(begin)

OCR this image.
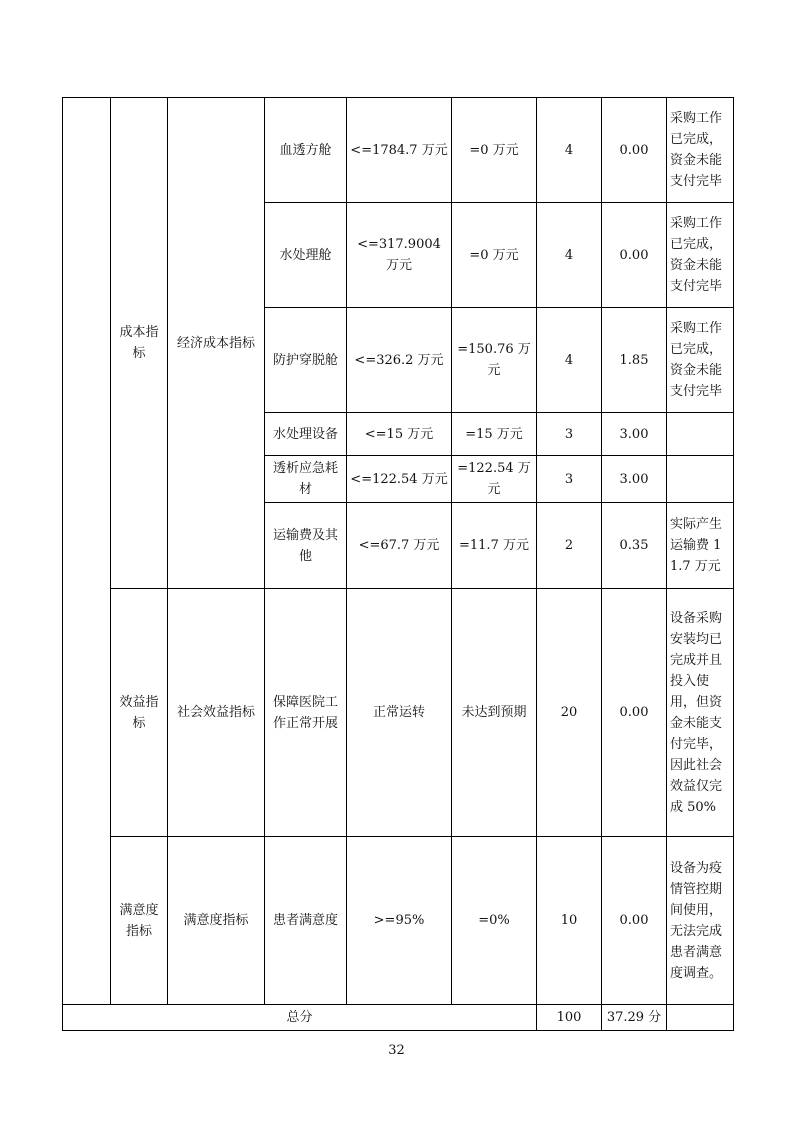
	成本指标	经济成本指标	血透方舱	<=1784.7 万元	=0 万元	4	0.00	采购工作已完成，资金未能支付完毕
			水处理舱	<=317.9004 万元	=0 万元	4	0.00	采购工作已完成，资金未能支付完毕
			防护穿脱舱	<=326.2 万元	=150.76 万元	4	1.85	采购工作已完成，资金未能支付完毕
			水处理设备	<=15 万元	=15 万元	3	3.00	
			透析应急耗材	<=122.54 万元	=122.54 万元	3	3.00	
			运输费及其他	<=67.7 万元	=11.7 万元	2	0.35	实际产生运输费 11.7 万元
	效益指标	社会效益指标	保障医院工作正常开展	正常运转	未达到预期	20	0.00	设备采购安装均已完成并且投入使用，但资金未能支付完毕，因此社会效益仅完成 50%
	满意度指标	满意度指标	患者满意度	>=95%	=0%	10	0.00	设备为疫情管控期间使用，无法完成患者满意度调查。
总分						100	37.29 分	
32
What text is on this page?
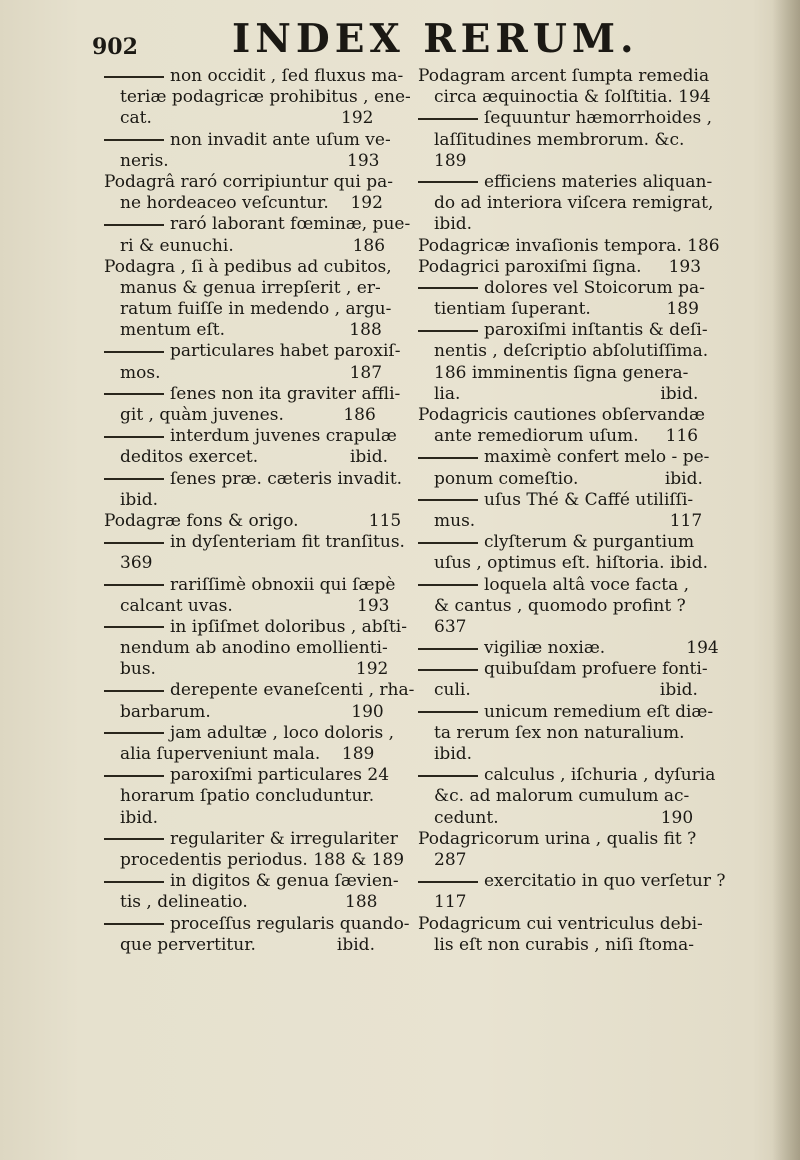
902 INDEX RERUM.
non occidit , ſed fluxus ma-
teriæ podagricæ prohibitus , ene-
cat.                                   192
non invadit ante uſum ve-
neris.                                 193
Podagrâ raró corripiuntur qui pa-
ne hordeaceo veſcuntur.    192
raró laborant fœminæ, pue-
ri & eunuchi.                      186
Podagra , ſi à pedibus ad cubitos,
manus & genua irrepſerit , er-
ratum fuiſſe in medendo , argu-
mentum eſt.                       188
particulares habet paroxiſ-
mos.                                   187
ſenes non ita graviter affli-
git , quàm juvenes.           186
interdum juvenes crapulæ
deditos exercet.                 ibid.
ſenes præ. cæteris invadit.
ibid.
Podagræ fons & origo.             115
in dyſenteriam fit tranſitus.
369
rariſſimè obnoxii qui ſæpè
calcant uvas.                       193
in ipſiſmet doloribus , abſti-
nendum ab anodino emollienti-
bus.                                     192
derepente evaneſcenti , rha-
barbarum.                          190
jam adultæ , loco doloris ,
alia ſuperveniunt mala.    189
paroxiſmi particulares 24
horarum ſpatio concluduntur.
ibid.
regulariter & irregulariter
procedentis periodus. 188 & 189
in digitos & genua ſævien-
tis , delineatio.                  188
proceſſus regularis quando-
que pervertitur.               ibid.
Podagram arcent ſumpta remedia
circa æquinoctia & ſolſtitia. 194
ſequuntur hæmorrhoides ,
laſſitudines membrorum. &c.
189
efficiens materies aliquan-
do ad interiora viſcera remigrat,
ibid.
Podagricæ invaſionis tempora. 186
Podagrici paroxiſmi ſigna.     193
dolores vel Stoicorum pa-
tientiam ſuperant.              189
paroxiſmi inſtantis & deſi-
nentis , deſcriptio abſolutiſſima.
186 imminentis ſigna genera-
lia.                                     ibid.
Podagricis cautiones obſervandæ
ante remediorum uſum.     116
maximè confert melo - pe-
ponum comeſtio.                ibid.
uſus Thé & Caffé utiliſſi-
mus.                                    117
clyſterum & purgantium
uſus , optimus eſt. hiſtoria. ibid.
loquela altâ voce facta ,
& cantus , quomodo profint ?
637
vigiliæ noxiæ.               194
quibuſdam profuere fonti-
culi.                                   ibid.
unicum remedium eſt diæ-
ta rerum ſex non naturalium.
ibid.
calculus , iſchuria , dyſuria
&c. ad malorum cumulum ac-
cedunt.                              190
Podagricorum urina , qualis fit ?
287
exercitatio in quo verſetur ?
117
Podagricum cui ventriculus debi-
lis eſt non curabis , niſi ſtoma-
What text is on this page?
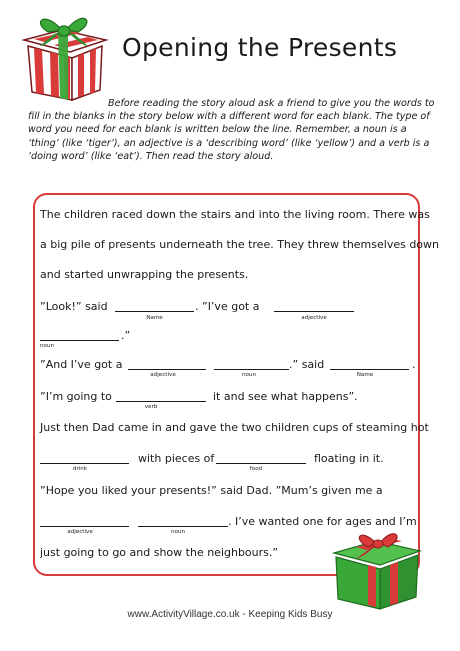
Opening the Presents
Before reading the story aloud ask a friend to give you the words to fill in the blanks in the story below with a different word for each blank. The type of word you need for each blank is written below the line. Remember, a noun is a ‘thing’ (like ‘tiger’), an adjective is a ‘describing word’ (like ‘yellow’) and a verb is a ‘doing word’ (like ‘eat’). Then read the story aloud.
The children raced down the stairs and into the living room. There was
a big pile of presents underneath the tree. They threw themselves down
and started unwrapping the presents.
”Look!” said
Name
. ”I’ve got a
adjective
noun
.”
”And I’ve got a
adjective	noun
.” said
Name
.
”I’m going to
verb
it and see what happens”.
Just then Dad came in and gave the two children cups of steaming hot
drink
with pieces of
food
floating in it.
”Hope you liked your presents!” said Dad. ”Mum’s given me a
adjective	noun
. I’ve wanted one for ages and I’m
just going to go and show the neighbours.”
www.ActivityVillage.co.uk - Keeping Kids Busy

(end)

▶ **What is required**: Reproduce the material in full, word for word, and omit the pictures.

▶ **Correct response**:
OCR this image.
	成本指标	经济成本指标	血透方舱	<=1784.7 万元	=0 万元	4	0.00	采购工作已完成，资金未能支付完毕
			水处理舱	<=317.9004 万元	=0 万元	4	0.00	采购工作已完成，资金未能支付完毕
			防护穿脱舱	<=326.2 万元	=150.76 万元	4	1.85	采购工作已完成，资金未能支付完毕
			水处理设备	<=15 万元	=15 万元	3	3.00	
			透析应急耗材	<=122.54 万元	=122.54 万元	3	3.00	
			运输费及其他	<=67.7 万元	=11.7 万元	2	0.35	实际产生运输费 11.7 万元
	效益指标	社会效益指标	保障医院工作正常开展	正常运转	未达到预期	20	0.00	设备采购安装均已完成并且投入使用，但资金未能支付完毕，因此社会效益仅完成 50%
	满意度指标	满意度指标	患者满意度	>=95%	=0%	10	0.00	设备为疫情管控期间使用，无法完成患者满意度调查。
总分						100	37.29 分	
32
What text is on this page?
902 INDEX RERUM.
non occidit , ſed fluxus ma-
teriæ podagricæ prohibitus , ene-
cat.                                   192
non invadit ante uſum ve-
neris.                                 193
Podagrâ raró corripiuntur qui pa-
ne hordeaceo veſcuntur.    192
raró laborant fœminæ, pue-
ri & eunuchi.                      186
Podagra , ſi à pedibus ad cubitos,
manus & genua irrepſerit , er-
ratum fuiſſe in medendo , argu-
mentum eſt.                       188
particulares habet paroxiſ-
mos.                                   187
ſenes non ita graviter affli-
git , quàm juvenes.           186
interdum juvenes crapulæ
deditos exercet.                 ibid.
ſenes præ. cæteris invadit.
ibid.
Podagræ fons & origo.             115
in dyſenteriam fit tranſitus.
369
rariſſimè obnoxii qui ſæpè
calcant uvas.                       193
in ipſiſmet doloribus , abſti-
nendum ab anodino emollienti-
bus.                                     192
derepente evaneſcenti , rha-
barbarum.                          190
jam adultæ , loco doloris ,
alia ſuperveniunt mala.    189
paroxiſmi particulares 24
horarum ſpatio concluduntur.
ibid.
regulariter & irregulariter
procedentis periodus. 188 & 189
in digitos & genua ſævien-
tis , delineatio.                  188
proceſſus regularis quando-
que pervertitur.               ibid.
Podagram arcent ſumpta remedia
circa æquinoctia & ſolſtitia. 194
ſequuntur hæmorrhoides ,
laſſitudines membrorum. &c.
189
efficiens materies aliquan-
do ad interiora viſcera remigrat,
ibid.
Podagricæ invaſionis tempora. 186
Podagrici paroxiſmi ſigna.     193
dolores vel Stoicorum pa-
tientiam ſuperant.              189
paroxiſmi inſtantis & deſi-
nentis , deſcriptio abſolutiſſima.
186 imminentis ſigna genera-
lia.                                     ibid.
Podagricis cautiones obſervandæ
ante remediorum uſum.     116
maximè confert melo - pe-
ponum comeſtio.                ibid.
uſus Thé & Caffé utiliſſi-
mus.                                    117
clyſterum & purgantium
uſus , optimus eſt. hiſtoria. ibid.
loquela altâ voce facta ,
& cantus , quomodo profint ?
637
vigiliæ noxiæ.               194
quibuſdam profuere fonti-
culi.                                   ibid.
unicum remedium eſt diæ-
ta rerum ſex non naturalium.
ibid.
calculus , iſchuria , dyſuria
&c. ad malorum cumulum ac-
cedunt.                              190
Podagricorum urina , qualis fit ?
287
exercitatio in quo verſetur ?
117
Podagricum cui ventriculus debi-
lis eſt non curabis , niſi ſtoma-
What text is on this page?
Opening the Presents
Before reading the story aloud ask a friend to give you the words to fill in the blanks in the story below with a different word for each blank. The type of word you need for each blank is written below the line. Remember, a noun is a ‘thing’ (like ‘tiger’), an adjective is a ‘describing word’ (like ‘yellow’) and a verb is a ‘doing word’ (like ‘eat’). Then read the story aloud.
The children raced down the stairs and into the living room. There was
a big pile of presents underneath the tree. They threw themselves down
and started unwrapping the presents.
”Look!” said
Name
. ”I’ve got a
adjective
noun
.”
”And I’ve got a
adjective	noun
.” said
Name
.
”I’m going to
verb
it and see what happens”.
Just then Dad came in and gave the two children cups of steaming hot
drink
with pieces of
food
floating in it.
”Hope you liked your presents!” said Dad. ”Mum’s given me a
adjective	noun
. I’ve wanted one for ages and I’m
just going to go and show the neighbours.”
www.ActivityVillage.co.uk - Keeping Kids Busy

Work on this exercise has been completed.